Problem statement
Below is a listing to transcribe in full and exactly; keep the pictures out.

Data for this task
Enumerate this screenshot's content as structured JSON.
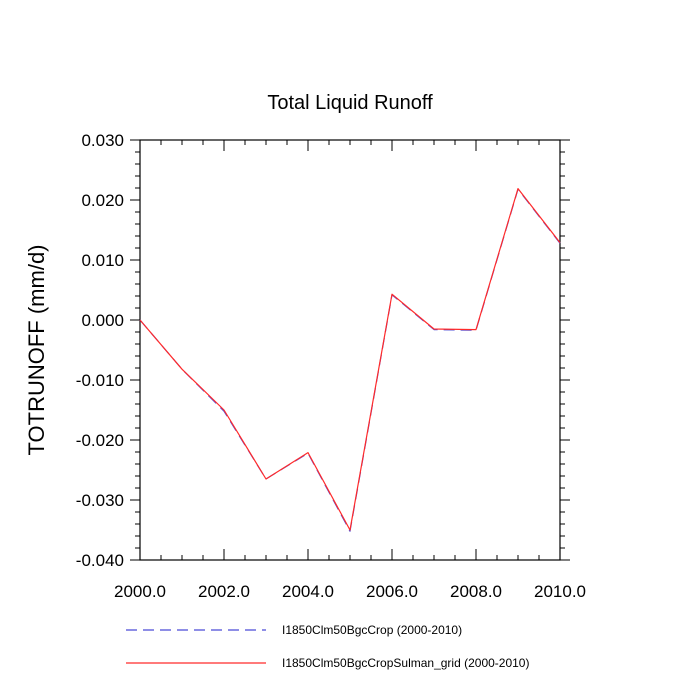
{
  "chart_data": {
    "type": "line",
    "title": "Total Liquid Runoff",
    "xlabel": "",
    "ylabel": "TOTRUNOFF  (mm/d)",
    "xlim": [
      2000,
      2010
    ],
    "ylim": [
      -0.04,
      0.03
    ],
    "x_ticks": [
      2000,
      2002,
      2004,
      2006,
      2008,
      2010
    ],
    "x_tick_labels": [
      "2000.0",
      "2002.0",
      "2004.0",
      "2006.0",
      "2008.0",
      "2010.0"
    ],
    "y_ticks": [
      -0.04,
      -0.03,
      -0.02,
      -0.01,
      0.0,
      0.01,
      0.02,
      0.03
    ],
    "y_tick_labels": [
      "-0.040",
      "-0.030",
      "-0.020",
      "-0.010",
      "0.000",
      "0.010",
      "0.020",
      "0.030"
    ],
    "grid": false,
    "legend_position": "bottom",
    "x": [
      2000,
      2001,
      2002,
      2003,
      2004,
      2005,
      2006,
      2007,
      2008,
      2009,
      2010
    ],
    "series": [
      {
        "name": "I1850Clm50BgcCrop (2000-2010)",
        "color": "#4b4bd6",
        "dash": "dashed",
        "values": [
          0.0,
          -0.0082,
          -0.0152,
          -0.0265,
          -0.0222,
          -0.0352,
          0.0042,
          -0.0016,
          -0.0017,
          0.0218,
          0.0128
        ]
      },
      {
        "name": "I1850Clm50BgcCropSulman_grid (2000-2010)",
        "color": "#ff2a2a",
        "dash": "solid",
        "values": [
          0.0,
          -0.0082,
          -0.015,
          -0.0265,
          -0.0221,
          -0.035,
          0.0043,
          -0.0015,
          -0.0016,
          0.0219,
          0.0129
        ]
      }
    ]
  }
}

Response to this exercise
Enumerate this screenshot's content as structured JSON.
{
  "chart_data": {
    "type": "line",
    "title": "Total Liquid Runoff",
    "xlabel": "",
    "ylabel": "TOTRUNOFF  (mm/d)",
    "xlim": [
      2000,
      2010
    ],
    "ylim": [
      -0.04,
      0.03
    ],
    "x_ticks": [
      2000,
      2002,
      2004,
      2006,
      2008,
      2010
    ],
    "x_tick_labels": [
      "2000.0",
      "2002.0",
      "2004.0",
      "2006.0",
      "2008.0",
      "2010.0"
    ],
    "y_ticks": [
      -0.04,
      -0.03,
      -0.02,
      -0.01,
      0.0,
      0.01,
      0.02,
      0.03
    ],
    "y_tick_labels": [
      "-0.040",
      "-0.030",
      "-0.020",
      "-0.010",
      "0.000",
      "0.010",
      "0.020",
      "0.030"
    ],
    "grid": false,
    "legend_position": "bottom",
    "x": [
      2000,
      2001,
      2002,
      2003,
      2004,
      2005,
      2006,
      2007,
      2008,
      2009,
      2010
    ],
    "series": [
      {
        "name": "I1850Clm50BgcCrop (2000-2010)",
        "color": "#4b4bd6",
        "dash": "dashed",
        "values": [
          0.0,
          -0.0082,
          -0.0152,
          -0.0265,
          -0.0222,
          -0.0352,
          0.0042,
          -0.0016,
          -0.0017,
          0.0218,
          0.0128
        ]
      },
      {
        "name": "I1850Clm50BgcCropSulman_grid (2000-2010)",
        "color": "#ff2a2a",
        "dash": "solid",
        "values": [
          0.0,
          -0.0082,
          -0.015,
          -0.0265,
          -0.0221,
          -0.035,
          0.0043,
          -0.0015,
          -0.0016,
          0.0219,
          0.0129
        ]
      }
    ]
  }
}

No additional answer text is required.